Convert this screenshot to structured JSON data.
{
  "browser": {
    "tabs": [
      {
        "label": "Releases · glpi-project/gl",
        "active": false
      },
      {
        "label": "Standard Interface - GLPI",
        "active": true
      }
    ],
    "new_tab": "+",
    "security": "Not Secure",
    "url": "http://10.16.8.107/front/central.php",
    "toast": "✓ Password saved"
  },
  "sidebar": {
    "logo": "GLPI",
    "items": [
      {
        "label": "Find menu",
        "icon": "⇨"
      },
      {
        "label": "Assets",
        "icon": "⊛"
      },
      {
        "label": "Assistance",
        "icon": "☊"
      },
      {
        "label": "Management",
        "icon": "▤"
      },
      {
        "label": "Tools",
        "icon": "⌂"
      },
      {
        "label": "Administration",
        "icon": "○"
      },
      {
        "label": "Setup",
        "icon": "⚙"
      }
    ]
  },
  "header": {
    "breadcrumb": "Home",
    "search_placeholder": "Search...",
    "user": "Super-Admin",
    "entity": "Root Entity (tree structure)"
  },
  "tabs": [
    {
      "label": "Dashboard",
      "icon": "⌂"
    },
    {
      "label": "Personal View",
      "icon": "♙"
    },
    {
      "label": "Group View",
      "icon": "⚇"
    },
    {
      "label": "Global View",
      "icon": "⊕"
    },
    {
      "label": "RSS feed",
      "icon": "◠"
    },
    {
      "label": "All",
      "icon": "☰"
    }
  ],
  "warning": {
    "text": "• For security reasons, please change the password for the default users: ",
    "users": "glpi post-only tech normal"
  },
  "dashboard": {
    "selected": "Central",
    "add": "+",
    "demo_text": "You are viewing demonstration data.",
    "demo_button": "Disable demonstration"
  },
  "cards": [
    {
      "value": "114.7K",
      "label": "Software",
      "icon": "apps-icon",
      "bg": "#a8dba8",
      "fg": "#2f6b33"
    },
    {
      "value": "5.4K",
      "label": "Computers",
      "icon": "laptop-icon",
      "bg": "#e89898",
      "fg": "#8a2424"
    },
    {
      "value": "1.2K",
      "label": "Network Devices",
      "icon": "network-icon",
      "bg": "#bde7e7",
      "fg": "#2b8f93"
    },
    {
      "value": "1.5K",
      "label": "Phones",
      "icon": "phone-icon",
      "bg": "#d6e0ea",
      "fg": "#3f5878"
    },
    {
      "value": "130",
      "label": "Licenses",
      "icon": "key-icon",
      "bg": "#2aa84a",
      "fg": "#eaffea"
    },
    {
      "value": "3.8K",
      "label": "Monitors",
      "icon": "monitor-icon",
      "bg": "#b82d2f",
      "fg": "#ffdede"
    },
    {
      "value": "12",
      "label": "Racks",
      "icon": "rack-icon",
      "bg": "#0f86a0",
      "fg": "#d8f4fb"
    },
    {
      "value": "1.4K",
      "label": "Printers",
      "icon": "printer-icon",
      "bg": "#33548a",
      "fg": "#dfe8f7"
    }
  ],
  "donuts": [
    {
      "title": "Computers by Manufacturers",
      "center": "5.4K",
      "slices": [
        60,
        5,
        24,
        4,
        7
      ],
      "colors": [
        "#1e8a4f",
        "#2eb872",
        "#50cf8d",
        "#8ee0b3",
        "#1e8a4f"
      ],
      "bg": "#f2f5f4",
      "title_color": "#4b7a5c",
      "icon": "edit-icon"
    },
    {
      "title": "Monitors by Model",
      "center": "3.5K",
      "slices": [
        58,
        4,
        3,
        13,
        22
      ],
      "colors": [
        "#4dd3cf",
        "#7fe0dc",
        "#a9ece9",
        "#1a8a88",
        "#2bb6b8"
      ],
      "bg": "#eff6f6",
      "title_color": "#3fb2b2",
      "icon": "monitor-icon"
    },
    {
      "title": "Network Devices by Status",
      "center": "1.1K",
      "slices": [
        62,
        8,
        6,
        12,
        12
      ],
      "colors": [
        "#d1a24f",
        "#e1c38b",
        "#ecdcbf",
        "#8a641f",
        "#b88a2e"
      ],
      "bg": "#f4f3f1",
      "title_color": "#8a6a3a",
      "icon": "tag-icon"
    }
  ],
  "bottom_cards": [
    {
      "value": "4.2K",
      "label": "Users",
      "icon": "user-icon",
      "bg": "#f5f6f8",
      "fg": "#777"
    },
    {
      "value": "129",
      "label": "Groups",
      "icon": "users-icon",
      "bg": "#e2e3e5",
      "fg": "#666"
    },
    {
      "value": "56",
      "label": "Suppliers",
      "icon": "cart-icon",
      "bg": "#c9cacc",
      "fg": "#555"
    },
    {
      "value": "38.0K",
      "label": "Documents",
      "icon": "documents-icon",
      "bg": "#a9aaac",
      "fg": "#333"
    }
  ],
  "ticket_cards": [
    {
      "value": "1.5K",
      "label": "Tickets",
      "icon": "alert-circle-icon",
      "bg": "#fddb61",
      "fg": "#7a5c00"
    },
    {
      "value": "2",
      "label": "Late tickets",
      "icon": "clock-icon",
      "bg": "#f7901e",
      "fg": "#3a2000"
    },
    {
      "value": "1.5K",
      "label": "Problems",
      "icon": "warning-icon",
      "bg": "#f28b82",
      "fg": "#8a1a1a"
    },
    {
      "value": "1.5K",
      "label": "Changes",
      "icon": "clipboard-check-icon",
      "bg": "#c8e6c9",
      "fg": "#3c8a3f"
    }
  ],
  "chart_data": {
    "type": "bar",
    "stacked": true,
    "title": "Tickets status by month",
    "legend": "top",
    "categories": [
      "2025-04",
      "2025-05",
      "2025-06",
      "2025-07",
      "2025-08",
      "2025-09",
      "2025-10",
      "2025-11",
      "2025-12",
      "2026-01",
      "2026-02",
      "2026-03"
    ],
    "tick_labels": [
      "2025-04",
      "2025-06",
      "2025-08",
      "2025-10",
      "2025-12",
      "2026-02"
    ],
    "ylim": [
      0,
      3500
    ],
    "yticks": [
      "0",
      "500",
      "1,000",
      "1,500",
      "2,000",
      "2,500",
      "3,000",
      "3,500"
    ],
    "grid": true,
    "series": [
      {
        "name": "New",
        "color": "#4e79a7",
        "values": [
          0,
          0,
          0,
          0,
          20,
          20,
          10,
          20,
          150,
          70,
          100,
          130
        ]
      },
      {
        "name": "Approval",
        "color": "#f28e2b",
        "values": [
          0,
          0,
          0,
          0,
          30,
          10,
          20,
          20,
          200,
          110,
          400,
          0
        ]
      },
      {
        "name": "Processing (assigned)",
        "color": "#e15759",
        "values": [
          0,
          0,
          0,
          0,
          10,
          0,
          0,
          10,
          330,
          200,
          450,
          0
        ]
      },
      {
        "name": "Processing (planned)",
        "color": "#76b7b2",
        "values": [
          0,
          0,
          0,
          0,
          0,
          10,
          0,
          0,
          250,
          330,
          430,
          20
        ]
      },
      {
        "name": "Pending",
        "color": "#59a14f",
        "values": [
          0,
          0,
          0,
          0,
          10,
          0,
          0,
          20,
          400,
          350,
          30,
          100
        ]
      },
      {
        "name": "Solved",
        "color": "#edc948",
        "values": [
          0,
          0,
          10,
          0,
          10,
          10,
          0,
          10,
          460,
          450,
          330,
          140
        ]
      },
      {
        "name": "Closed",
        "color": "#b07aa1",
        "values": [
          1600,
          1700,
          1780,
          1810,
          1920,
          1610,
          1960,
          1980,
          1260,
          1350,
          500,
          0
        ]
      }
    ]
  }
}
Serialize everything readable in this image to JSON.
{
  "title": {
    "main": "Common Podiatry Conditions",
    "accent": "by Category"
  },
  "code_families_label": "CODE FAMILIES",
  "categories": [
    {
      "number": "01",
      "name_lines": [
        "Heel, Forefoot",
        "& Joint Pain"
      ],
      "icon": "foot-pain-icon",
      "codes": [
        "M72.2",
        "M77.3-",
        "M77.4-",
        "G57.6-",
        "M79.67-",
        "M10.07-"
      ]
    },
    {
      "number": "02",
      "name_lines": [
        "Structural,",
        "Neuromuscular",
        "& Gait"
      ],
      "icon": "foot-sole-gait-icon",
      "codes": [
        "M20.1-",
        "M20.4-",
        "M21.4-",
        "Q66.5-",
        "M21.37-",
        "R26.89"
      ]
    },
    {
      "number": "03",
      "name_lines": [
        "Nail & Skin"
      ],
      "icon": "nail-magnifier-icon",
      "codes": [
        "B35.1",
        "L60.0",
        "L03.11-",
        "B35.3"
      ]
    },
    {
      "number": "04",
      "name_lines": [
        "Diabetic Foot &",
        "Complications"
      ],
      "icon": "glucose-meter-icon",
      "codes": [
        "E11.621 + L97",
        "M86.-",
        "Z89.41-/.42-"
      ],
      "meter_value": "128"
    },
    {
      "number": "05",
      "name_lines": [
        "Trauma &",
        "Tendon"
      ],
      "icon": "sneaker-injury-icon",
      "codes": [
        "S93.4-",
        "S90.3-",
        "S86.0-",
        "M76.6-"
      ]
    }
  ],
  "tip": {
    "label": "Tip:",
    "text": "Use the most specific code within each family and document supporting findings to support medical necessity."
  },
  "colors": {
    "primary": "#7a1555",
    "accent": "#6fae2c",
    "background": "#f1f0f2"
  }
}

*The request:* Look through the data above. Each line containing the word "JSON" needs to be copied.

*Output of the exercise:*
Convert this screenshot to structured JSON data.
Serialize everything readable in this image to JSON.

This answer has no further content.